● **文本片段**:
++++++

/netman-2018-kpi-anomaly-detection

2018年国际AIOps挑战赛KPI时序异常检测比赛基于OpenMLDB部署的工程化部署实践方案

Primary LanguagePython

2018年AIOps国际挑战赛KPI异常检测工程化部署方法实践


作者简介

作者:鱼丸粗面(zhuoyin94@163.com)。整体采用了此项目的编码规范,逐步完善中(20220617)。


系统环境与组件依赖

系统环境:

  • Ubuntu 20.04 LTS
  • GPU: NVIDIA Corporation GP104GL Quadro P5000
  • CPU: Intel® Core™ i9-9920X CPU @ 3.50GHz × 24
  • RAM: 94G
  • CUDA: 11.4
  • swap: 96G

开源组件:

  • OpenMLDB: 用于stream形式数据的实时特征工程。
  • cAdivisor: 用于容器状态监控。
  • Triton inference server: 用于serving XGBoost模型与DL-based模型。
  • Prometheus + Grafana: 用于容器状态的可视化监控。

源代码说明

  • start_openmldb_cluster.sh:启动openmldb的docker container service,注意提前修改/work/openmldb/conf/taskmanager.propertiesspark.master的local线程数,采用多线程写入。

++++++

取自数据集的记录

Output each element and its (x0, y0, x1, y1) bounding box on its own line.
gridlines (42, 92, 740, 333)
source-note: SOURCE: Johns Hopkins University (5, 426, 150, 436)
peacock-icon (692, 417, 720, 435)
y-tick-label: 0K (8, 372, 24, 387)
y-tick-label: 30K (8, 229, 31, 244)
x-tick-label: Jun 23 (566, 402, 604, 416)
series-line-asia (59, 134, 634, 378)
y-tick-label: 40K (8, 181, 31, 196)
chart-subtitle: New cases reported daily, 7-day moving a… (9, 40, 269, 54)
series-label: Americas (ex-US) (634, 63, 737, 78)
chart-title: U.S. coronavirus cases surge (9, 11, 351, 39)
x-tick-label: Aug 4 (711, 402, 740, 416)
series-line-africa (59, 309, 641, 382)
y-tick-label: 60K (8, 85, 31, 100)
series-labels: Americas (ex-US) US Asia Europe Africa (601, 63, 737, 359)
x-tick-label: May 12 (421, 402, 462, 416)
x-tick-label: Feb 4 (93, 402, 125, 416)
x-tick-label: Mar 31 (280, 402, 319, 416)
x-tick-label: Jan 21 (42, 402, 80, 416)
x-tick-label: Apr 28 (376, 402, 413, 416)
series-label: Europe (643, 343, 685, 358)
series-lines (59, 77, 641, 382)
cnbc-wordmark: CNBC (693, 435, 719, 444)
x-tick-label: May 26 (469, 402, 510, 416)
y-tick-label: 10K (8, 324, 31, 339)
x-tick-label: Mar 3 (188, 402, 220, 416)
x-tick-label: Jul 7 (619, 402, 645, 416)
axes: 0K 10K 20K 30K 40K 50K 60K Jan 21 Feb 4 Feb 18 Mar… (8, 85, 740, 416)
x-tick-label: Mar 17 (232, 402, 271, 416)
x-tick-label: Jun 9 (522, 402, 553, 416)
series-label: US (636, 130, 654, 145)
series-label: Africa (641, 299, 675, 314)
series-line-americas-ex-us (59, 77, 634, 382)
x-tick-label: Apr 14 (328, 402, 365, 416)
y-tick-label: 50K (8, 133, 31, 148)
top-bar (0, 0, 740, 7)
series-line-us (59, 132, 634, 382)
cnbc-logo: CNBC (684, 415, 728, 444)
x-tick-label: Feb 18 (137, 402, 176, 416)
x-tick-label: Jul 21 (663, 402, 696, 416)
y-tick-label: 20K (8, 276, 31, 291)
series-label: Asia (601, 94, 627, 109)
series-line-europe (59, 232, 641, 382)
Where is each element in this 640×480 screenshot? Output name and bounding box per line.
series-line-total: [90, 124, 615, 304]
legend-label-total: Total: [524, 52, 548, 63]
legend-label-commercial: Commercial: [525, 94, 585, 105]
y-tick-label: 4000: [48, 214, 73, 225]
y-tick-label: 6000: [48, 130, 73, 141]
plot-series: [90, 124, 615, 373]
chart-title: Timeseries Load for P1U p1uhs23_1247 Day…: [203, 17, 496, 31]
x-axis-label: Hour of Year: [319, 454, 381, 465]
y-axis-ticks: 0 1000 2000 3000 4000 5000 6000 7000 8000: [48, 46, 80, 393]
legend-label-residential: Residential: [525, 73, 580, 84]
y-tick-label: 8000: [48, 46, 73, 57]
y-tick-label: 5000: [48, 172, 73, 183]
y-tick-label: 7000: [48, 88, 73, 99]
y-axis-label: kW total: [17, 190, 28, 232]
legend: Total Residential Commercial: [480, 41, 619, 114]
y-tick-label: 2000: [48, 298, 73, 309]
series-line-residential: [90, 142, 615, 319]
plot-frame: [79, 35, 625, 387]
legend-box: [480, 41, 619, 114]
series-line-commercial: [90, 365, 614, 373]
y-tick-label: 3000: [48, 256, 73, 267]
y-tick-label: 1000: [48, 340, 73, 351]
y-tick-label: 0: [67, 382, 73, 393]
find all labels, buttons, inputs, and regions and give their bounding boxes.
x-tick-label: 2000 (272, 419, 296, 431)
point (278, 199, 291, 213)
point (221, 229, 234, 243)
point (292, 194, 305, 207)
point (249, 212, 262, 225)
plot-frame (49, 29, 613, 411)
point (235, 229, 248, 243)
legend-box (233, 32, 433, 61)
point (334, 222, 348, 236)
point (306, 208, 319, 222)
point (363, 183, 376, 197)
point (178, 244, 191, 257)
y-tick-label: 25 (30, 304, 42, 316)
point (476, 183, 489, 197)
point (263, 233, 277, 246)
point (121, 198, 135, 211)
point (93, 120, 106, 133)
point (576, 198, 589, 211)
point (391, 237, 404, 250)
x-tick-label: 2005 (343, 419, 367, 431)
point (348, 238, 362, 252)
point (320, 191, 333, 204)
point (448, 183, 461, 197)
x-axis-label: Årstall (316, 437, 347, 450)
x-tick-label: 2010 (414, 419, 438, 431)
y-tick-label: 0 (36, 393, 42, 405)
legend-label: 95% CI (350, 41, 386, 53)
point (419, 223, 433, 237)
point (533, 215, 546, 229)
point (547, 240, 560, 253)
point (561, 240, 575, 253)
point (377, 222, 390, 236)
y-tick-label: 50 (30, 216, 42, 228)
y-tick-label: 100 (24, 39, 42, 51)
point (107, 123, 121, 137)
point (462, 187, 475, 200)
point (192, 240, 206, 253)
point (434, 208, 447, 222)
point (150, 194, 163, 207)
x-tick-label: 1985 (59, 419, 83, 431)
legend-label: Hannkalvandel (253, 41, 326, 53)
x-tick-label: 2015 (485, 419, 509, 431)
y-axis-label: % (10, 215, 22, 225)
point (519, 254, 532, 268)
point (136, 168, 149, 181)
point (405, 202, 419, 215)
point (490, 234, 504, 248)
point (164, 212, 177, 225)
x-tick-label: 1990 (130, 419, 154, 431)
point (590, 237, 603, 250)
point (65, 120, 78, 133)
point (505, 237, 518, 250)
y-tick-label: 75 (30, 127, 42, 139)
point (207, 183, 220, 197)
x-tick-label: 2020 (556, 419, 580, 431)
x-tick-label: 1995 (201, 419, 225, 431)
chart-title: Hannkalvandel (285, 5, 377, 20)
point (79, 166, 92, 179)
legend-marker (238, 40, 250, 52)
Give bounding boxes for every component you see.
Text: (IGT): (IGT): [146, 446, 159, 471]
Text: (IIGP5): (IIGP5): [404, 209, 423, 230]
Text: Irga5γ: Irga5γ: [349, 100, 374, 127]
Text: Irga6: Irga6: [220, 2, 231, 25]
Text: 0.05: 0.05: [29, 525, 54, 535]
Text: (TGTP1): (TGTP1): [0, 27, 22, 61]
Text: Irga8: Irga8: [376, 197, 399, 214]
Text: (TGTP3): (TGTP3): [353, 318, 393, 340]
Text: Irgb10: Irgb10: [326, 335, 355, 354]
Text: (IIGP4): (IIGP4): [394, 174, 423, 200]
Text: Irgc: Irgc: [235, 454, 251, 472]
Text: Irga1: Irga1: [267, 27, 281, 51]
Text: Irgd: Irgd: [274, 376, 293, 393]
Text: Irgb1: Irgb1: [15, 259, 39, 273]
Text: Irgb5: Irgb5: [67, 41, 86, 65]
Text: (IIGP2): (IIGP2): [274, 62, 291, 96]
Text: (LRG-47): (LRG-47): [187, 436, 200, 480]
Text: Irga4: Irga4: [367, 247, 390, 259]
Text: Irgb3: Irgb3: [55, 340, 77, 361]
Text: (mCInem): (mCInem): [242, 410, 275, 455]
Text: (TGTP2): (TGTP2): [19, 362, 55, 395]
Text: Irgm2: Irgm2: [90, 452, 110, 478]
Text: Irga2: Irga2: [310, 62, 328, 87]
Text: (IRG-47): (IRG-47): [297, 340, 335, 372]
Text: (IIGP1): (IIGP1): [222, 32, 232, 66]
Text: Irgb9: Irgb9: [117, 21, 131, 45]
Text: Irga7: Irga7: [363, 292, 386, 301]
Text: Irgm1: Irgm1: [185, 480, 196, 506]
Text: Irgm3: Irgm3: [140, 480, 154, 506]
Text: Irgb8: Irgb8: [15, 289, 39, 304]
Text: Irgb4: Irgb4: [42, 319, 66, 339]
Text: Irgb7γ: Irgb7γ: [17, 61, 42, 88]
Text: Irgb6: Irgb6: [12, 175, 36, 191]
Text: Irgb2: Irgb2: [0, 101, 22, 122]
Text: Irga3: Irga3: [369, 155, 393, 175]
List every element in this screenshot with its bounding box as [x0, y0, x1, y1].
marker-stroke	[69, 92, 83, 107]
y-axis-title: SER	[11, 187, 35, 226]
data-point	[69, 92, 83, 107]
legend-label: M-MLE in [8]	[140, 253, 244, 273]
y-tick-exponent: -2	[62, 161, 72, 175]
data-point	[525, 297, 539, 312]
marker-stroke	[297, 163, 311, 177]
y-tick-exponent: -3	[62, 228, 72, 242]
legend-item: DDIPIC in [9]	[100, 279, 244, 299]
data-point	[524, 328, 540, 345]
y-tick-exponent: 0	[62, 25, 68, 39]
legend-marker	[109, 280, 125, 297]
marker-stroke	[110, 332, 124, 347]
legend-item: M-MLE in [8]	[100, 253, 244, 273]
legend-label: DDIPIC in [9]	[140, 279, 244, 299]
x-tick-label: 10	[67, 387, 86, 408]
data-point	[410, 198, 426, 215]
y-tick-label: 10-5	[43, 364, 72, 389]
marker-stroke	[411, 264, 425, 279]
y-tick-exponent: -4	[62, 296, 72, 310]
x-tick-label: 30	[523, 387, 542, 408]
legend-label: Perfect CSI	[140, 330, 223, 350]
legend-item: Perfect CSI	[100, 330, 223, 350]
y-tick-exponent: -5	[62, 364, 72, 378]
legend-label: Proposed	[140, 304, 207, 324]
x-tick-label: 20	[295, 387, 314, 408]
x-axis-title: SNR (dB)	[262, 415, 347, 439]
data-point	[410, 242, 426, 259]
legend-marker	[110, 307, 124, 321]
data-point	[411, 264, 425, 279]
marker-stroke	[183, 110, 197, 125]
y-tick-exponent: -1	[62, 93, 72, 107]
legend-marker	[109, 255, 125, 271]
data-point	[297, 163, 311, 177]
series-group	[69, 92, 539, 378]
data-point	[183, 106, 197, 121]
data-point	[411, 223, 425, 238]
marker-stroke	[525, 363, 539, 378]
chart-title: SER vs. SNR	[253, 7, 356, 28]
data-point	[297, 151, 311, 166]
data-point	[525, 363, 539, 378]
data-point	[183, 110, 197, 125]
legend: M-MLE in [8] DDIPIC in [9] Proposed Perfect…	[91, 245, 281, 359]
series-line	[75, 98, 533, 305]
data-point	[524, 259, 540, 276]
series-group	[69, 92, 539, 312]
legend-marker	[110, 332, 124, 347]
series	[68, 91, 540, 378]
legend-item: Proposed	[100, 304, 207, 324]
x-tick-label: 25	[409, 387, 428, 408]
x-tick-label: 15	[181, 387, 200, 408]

++++++

请根据上文的KPI异常检测部署说明，列出“系统环境”部分的全部项目及其配置。 这些记录与上文文本片段并无关联。

● **参考答案**:
- 操作系统：Ubuntu 20.04 LTS
- GPU：NVIDIA Corporation GP104GL Quadro P5000
- CPU：Intel® Core™ i9-9920X CPU @ 3.50GHz × 24
- RAM：94G
- CUDA：11.4
- swap：96G